Source data:
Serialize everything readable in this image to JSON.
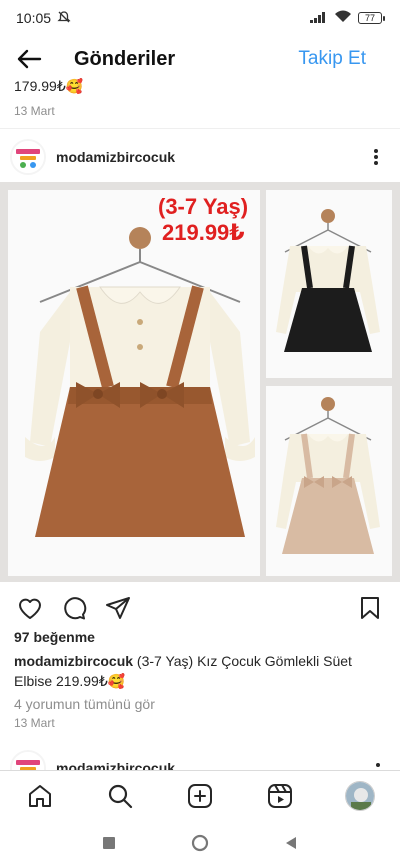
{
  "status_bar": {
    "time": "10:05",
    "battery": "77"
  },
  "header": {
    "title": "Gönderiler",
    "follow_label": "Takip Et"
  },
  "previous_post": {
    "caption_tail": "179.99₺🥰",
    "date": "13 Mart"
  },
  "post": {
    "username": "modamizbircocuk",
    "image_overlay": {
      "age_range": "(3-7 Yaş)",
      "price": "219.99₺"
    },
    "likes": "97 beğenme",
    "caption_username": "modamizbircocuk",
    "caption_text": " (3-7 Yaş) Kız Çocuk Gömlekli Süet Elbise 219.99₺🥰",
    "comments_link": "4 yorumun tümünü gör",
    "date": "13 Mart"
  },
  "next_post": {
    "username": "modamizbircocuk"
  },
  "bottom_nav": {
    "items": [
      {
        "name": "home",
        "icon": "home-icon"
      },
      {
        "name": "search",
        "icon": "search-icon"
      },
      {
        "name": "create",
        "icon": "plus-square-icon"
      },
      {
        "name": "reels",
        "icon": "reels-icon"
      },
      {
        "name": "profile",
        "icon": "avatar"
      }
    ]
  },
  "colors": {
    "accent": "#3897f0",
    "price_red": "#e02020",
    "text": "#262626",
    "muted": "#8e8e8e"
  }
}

Exercise aim: Without including any pictures, output all the entries above exactly.

Written response:
Serialize everything readable in this image to JSON.
{
  "status_bar": {
    "time": "10:05",
    "battery": "77"
  },
  "header": {
    "title": "Gönderiler",
    "follow_label": "Takip Et"
  },
  "previous_post": {
    "caption_tail": "179.99₺🥰",
    "date": "13 Mart"
  },
  "post": {
    "username": "modamizbircocuk",
    "image_overlay": {
      "age_range": "(3-7 Yaş)",
      "price": "219.99₺"
    },
    "likes": "97 beğenme",
    "caption_username": "modamizbircocuk",
    "caption_text": " (3-7 Yaş) Kız Çocuk Gömlekli Süet Elbise 219.99₺🥰",
    "comments_link": "4 yorumun tümünü gör",
    "date": "13 Mart"
  },
  "next_post": {
    "username": "modamizbircocuk"
  },
  "bottom_nav": {
    "items": [
      {
        "name": "home",
        "icon": "home-icon"
      },
      {
        "name": "search",
        "icon": "search-icon"
      },
      {
        "name": "create",
        "icon": "plus-square-icon"
      },
      {
        "name": "reels",
        "icon": "reels-icon"
      },
      {
        "name": "profile",
        "icon": "avatar"
      }
    ]
  },
  "colors": {
    "accent": "#3897f0",
    "price_red": "#e02020",
    "text": "#262626",
    "muted": "#8e8e8e"
  }
}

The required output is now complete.